··· Selection

# Upgraded shocks for standard 335D suspension



## KeithS (Dec 30, 2001)

I have standard (non sport) suspension in our D. In general I happy with the ride EXCEPT for the underdamped shocks, especially in the rear. I'll guess the valving was designed for earlier versions of the RFT's but I can't believe they intentionally set it up to be more Buick than BMW like. With the goal of maintaining the RFTs, is there anyone with experience with just upgrading the shocks. I have no idea if the shocks on a d are different than an i. Would just changing the rears be a mistake?

Thanks


----------



## 335dFan (Nov 8, 2012)

Initially I replaced the OEM dampers with Bilstein B6 on all four corners. That did the trick for my non-sports D to solve the type of issues you described. 


Sent from BimmerApp mobile app


----------



## KeithS (Dec 30, 2001)

Happy335dOwner said:


> Initially I replaced the OEM dampers with Bilstein B6 on all four corners. That did the trick for my non-sports D to solve the type of issues you described.
> 
> Sent from BimmerApp mobile app


Did you maintain the RFTs with that setup?

Thanks


----------



## 335dFan (Nov 8, 2012)

KeithS said:


> Did you maintain the RFTs with that setup?
> 
> Thanks


Yes I did. I even bought Blizzak LM-25 RFT for my winters. I thought the RFTs and the Bilsteins were a pretty good match.

Of course, since then I have totally redone my suspension to try to turn it into an M3 (hehe) and I now run Michelin PSS.

But at that time, until I got the mod fever, I had intended to run the RFTs until all the tread was gone.

The RFTs and Bilsteins were fine for curing the wallowing problem and speed bump woes. I even took them to the track one day. I have since sold my Bilsteins to another D owner. I think he has been similarly pleased with what they did for his stock D.


----------



## KeithS (Dec 30, 2001)

Now at 32K miles I have been holding off, but this sounds like it will be my very first mod!


----------



## Axel61 (Mar 10, 2011)

I added Koni FSD's on my 20011 335d Non sport and the car handles superbly . Tire rack should hv 20% discount right now go for it .I don't regret this is my second set in 10 yrs. First one on an 02 MCS and car still running FSD since 80k now 160k with new owner

Sent from my SPH-L710 using BimmerApp mobile app


----------



## OILPowered (Jun 16, 2012)

······
··· Data entries

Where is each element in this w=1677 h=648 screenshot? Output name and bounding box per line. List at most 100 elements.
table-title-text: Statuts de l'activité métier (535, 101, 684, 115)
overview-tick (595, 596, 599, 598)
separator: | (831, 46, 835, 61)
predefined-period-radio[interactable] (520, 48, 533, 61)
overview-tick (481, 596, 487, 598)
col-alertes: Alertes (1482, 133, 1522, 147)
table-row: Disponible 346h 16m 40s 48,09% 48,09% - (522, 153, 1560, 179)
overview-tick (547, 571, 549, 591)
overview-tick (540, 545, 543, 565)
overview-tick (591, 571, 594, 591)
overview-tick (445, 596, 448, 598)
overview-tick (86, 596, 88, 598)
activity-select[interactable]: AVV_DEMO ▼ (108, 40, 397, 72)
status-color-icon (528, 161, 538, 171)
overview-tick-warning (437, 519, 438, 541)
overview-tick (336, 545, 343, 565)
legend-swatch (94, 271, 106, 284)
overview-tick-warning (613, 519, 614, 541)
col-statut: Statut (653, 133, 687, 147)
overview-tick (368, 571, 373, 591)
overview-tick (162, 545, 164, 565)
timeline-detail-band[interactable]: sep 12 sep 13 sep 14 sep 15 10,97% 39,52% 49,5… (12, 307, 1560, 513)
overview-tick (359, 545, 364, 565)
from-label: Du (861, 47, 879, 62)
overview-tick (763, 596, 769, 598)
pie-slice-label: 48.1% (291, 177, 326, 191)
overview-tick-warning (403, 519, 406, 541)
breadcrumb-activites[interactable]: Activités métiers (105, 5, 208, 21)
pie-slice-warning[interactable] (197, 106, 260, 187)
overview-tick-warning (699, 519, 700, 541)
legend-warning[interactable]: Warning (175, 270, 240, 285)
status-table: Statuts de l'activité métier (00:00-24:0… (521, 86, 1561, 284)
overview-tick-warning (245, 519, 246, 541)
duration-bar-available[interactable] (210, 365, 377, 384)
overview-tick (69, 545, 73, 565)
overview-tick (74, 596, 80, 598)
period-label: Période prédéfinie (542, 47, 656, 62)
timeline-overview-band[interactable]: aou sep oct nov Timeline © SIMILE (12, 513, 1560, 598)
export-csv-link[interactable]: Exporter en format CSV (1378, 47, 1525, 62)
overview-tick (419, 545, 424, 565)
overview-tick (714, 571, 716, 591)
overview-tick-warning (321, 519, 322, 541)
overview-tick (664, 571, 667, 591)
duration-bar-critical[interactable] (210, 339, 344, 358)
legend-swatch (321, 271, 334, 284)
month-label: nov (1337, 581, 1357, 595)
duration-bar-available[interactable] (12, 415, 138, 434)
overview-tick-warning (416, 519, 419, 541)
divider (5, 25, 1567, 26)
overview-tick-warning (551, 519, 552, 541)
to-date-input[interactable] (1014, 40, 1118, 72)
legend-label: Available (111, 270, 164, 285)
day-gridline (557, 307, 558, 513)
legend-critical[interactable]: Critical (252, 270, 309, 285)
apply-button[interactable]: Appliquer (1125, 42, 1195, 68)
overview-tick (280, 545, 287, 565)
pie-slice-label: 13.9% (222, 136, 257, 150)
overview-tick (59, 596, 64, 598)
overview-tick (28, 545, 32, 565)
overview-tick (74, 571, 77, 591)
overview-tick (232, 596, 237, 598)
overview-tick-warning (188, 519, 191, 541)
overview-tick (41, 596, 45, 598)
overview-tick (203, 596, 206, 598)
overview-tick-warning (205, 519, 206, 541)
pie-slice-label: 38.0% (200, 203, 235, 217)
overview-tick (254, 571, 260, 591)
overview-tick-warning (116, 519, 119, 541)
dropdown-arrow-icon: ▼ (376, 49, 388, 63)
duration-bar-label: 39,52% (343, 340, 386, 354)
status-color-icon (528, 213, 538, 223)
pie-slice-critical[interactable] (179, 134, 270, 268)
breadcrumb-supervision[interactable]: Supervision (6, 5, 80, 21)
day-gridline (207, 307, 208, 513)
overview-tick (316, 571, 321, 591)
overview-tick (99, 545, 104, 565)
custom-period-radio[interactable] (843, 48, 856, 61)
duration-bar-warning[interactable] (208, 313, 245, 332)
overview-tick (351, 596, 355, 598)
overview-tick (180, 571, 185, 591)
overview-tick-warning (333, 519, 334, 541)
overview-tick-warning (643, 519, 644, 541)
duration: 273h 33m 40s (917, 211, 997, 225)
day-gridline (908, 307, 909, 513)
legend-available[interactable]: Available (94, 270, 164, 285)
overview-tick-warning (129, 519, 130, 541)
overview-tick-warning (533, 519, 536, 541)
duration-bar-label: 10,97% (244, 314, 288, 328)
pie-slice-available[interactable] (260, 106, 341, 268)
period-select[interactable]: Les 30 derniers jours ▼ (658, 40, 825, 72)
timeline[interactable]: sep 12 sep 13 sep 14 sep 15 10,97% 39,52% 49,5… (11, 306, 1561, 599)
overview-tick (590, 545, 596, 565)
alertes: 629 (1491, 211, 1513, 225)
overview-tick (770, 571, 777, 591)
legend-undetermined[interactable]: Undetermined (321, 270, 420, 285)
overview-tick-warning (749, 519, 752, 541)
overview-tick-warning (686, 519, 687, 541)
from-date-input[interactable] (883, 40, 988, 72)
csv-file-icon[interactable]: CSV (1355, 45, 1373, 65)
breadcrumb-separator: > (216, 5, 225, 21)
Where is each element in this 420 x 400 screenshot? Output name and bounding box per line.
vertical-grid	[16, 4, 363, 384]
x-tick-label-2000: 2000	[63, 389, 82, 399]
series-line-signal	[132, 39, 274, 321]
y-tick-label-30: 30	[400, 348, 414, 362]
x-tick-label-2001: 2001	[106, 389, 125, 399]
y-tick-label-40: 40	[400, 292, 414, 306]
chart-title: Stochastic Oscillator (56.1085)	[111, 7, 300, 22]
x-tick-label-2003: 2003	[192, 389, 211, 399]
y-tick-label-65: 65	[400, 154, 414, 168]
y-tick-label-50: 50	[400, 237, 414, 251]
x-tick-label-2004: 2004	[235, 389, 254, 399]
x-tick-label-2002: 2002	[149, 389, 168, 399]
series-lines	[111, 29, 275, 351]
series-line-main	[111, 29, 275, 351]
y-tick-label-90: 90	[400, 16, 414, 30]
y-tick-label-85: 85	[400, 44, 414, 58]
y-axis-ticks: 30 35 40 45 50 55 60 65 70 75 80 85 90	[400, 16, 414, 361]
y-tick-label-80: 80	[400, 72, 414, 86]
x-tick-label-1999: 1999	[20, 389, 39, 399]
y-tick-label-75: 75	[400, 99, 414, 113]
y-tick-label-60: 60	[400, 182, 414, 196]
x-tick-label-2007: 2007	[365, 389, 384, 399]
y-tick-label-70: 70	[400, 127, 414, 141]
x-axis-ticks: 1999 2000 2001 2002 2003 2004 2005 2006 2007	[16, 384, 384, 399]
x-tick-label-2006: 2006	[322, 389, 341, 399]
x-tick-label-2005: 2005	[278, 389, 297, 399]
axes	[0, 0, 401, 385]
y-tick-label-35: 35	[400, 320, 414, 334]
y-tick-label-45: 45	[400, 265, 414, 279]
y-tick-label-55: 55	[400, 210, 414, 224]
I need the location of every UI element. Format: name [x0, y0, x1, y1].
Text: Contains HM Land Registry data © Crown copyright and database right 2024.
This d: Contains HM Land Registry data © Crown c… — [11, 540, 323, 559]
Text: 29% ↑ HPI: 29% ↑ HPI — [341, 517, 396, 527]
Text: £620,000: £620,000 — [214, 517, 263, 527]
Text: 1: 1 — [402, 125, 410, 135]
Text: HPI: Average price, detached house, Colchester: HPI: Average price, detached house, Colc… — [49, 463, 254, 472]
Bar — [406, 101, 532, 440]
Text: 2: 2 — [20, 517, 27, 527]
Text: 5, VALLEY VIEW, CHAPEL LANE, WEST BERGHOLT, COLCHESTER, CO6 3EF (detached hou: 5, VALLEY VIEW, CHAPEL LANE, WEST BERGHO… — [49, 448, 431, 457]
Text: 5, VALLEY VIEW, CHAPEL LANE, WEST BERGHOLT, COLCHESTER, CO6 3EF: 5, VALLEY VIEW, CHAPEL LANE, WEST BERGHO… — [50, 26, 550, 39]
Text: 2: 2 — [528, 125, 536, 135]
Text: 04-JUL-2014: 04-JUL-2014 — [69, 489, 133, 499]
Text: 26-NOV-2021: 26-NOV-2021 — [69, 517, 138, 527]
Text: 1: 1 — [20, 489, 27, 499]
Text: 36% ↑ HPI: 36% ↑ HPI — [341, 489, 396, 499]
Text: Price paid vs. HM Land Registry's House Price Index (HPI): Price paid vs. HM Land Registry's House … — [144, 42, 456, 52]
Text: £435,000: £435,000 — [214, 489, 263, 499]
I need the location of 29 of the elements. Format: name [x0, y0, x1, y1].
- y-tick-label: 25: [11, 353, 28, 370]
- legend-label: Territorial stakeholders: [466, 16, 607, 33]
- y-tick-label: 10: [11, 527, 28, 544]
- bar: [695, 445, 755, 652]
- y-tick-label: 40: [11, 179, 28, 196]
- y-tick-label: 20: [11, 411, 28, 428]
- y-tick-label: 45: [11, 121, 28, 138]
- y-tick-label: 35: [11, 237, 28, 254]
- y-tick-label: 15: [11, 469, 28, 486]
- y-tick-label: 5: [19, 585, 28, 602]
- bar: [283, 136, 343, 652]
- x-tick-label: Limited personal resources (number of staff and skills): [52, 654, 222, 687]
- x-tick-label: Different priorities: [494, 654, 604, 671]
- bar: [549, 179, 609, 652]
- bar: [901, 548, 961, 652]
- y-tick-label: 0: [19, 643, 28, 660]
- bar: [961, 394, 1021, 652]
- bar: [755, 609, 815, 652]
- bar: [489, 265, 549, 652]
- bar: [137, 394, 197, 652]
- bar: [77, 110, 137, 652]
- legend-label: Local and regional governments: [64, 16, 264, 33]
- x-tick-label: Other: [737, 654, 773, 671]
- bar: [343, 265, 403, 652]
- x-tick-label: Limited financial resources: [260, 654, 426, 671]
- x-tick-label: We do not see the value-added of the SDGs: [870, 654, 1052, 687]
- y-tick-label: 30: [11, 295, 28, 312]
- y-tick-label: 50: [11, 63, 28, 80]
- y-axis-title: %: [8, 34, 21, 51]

······

Carry on the thread about upgrading the shocks on a 335d from the point where it stops. The records have nothing to do with the thread about upgrading the shocks on a 335d.

▸ **Answer for the task**
I have Happy335dOwner's Bilstein B6 HDs on my base 'd. (He now has a fully upgraded M3 suspension on his , as he said above) IMO, a perfect remedy for the underdamped, mushy stock shocks. Much improved road feel, surprisingly less body roll and no more wallowy rebounds over extended bumps. It's what the base suspension should have been from the factory. I still have my stock wheels and Contis. 


Sent from BimmerApp mobile app


----------



## KeithS (Dec 30, 2001)

It sounds as the B6 is exactly what I want. Of course shouldn't need to be changing shocks on a 2 year old car. 

I had a bad experience with Koni FSD's so not sure I would used them again. While they were fine on my 328i, on our 540 the front pair was completely shot in 12K miles. While Koni never gave me an explaination, they did replace them under warranty with yellow adjustables which have been fine.


----------



## Axel61 (Mar 10, 2011)

Nothing is garanteed in life although u had previous issue koni cam to bat for you so there a positive feedback therefore happy customer. Wether you decide one for another that's your choice but regardless good luck in choosing what suits your needs amigo D

Sent from my SPH-L710 using BimmerApp mobile app


----------



## Axel61 (Mar 10, 2011)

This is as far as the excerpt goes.